*Work instructions:*
For the records below, give the count of lines holding the word "structured" and nothing more.

Data excerpts:
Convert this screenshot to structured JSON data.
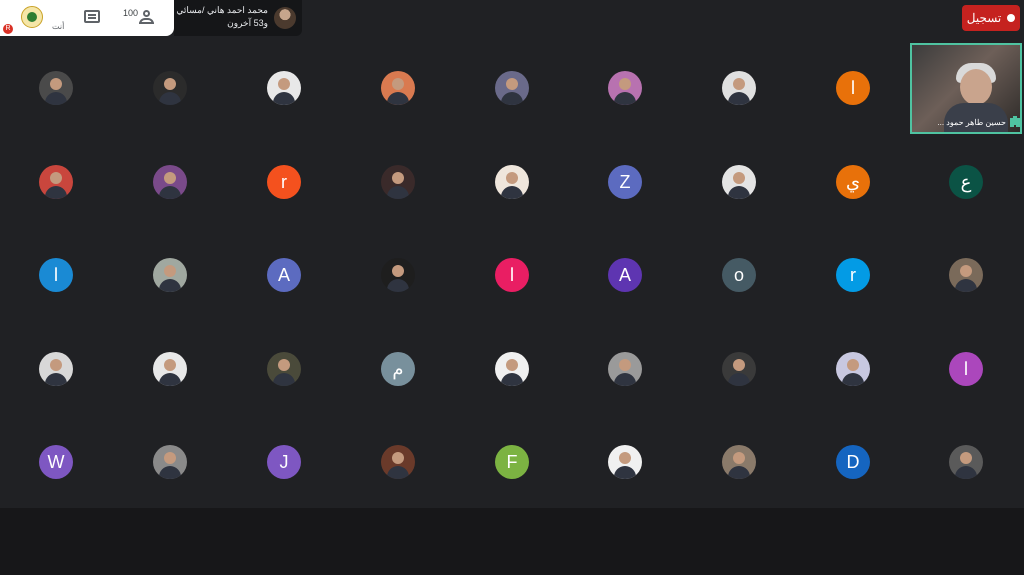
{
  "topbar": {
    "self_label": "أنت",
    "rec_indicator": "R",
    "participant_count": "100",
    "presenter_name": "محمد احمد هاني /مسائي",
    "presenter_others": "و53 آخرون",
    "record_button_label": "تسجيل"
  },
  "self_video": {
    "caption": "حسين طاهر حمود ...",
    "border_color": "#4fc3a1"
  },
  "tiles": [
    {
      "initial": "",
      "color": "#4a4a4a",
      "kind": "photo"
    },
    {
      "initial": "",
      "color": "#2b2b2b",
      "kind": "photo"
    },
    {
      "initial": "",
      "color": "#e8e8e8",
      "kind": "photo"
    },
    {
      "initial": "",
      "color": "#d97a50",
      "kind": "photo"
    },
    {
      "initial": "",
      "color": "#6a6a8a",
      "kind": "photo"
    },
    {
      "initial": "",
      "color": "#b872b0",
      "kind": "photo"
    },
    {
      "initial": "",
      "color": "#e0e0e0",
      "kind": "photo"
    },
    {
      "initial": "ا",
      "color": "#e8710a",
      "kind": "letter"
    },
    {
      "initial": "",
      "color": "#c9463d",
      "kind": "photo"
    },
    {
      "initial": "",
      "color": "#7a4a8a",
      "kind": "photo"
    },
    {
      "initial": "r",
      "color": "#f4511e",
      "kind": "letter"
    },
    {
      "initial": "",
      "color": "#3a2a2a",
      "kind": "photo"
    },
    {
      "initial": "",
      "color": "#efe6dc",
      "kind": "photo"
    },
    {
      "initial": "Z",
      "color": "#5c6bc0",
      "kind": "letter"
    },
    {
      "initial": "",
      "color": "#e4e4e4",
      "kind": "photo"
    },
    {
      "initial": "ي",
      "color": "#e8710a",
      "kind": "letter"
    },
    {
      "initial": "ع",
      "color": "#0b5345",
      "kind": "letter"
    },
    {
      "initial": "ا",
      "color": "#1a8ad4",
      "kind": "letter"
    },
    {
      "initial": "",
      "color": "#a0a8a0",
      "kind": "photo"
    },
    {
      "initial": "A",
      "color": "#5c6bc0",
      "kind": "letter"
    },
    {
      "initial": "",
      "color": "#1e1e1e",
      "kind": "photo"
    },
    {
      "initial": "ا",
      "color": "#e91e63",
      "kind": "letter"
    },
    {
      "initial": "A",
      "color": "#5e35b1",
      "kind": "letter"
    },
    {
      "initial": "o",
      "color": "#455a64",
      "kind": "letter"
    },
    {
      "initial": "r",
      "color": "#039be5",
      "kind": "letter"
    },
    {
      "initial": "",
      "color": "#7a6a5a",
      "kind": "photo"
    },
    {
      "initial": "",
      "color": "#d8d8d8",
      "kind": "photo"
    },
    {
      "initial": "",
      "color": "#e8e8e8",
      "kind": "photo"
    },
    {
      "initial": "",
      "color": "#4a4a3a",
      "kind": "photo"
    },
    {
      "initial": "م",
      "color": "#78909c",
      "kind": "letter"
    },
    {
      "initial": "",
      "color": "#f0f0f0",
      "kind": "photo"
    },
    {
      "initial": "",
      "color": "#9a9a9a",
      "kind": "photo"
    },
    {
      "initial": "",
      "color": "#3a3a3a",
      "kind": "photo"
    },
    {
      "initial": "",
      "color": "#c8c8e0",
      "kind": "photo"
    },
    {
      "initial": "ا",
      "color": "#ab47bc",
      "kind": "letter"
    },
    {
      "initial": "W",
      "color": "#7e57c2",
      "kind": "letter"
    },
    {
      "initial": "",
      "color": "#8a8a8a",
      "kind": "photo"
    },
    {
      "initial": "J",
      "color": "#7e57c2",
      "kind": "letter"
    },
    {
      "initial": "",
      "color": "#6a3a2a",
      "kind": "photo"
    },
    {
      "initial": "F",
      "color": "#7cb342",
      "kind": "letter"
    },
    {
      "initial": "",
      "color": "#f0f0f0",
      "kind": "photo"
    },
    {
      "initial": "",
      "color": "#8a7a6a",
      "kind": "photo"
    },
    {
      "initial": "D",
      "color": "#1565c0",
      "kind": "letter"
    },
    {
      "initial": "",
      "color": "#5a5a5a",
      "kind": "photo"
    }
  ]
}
==
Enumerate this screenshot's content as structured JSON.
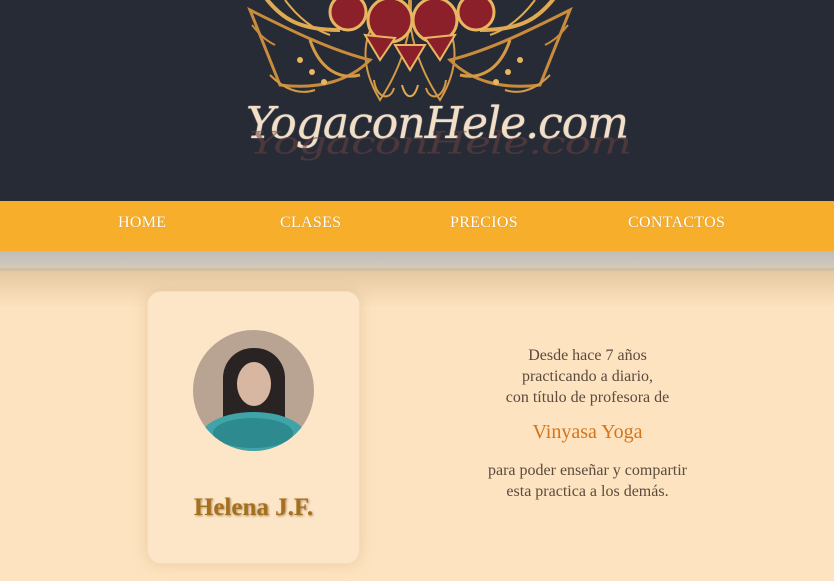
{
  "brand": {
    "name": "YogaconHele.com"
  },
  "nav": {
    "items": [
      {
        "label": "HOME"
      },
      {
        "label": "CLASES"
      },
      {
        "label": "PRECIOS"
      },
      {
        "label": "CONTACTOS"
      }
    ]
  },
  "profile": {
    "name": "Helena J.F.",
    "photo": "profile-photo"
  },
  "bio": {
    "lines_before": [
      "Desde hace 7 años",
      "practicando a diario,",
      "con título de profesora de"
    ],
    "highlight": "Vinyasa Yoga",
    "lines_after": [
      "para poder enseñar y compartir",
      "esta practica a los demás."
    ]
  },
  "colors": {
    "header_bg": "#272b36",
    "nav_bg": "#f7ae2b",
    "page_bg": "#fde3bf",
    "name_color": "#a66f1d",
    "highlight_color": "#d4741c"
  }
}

*Correct output:*
2